## Problem statement
Please give the listing again, word for word, with nothing left out.

## Task inputs
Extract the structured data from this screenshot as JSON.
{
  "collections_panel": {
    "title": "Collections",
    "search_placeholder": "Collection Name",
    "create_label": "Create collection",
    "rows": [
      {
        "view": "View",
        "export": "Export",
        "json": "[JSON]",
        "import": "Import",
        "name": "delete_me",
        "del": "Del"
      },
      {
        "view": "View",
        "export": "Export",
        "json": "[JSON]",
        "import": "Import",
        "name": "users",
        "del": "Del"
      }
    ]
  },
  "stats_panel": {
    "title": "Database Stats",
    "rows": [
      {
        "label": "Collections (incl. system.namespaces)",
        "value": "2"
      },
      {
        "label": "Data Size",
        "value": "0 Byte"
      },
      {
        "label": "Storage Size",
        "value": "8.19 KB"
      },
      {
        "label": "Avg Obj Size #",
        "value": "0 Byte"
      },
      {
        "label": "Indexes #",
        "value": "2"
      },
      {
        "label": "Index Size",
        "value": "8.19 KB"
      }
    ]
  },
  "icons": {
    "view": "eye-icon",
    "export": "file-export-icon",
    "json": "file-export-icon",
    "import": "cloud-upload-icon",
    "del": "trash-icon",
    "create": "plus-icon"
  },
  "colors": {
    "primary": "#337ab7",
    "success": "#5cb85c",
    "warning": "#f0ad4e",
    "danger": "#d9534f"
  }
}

## Solved problem
Extract the structured data from this screenshot as JSON.
{
  "collections_panel": {
    "title": "Collections",
    "search_placeholder": "Collection Name",
    "create_label": "Create collection",
    "rows": [
      {
        "view": "View",
        "export": "Export",
        "json": "[JSON]",
        "import": "Import",
        "name": "delete_me",
        "del": "Del"
      },
      {
        "view": "View",
        "export": "Export",
        "json": "[JSON]",
        "import": "Import",
        "name": "users",
        "del": "Del"
      }
    ]
  },
  "stats_panel": {
    "title": "Database Stats",
    "rows": [
      {
        "label": "Collections (incl. system.namespaces)",
        "value": "2"
      },
      {
        "label": "Data Size",
        "value": "0 Byte"
      },
      {
        "label": "Storage Size",
        "value": "8.19 KB"
      },
      {
        "label": "Avg Obj Size #",
        "value": "0 Byte"
      },
      {
        "label": "Indexes #",
        "value": "2"
      },
      {
        "label": "Index Size",
        "value": "8.19 KB"
      }
    ]
  },
  "icons": {
    "view": "eye-icon",
    "export": "file-export-icon",
    "json": "file-export-icon",
    "import": "cloud-upload-icon",
    "del": "trash-icon",
    "create": "plus-icon"
  },
  "colors": {
    "primary": "#337ab7",
    "success": "#5cb85c",
    "warning": "#f0ad4e",
    "danger": "#d9534f"
  }
}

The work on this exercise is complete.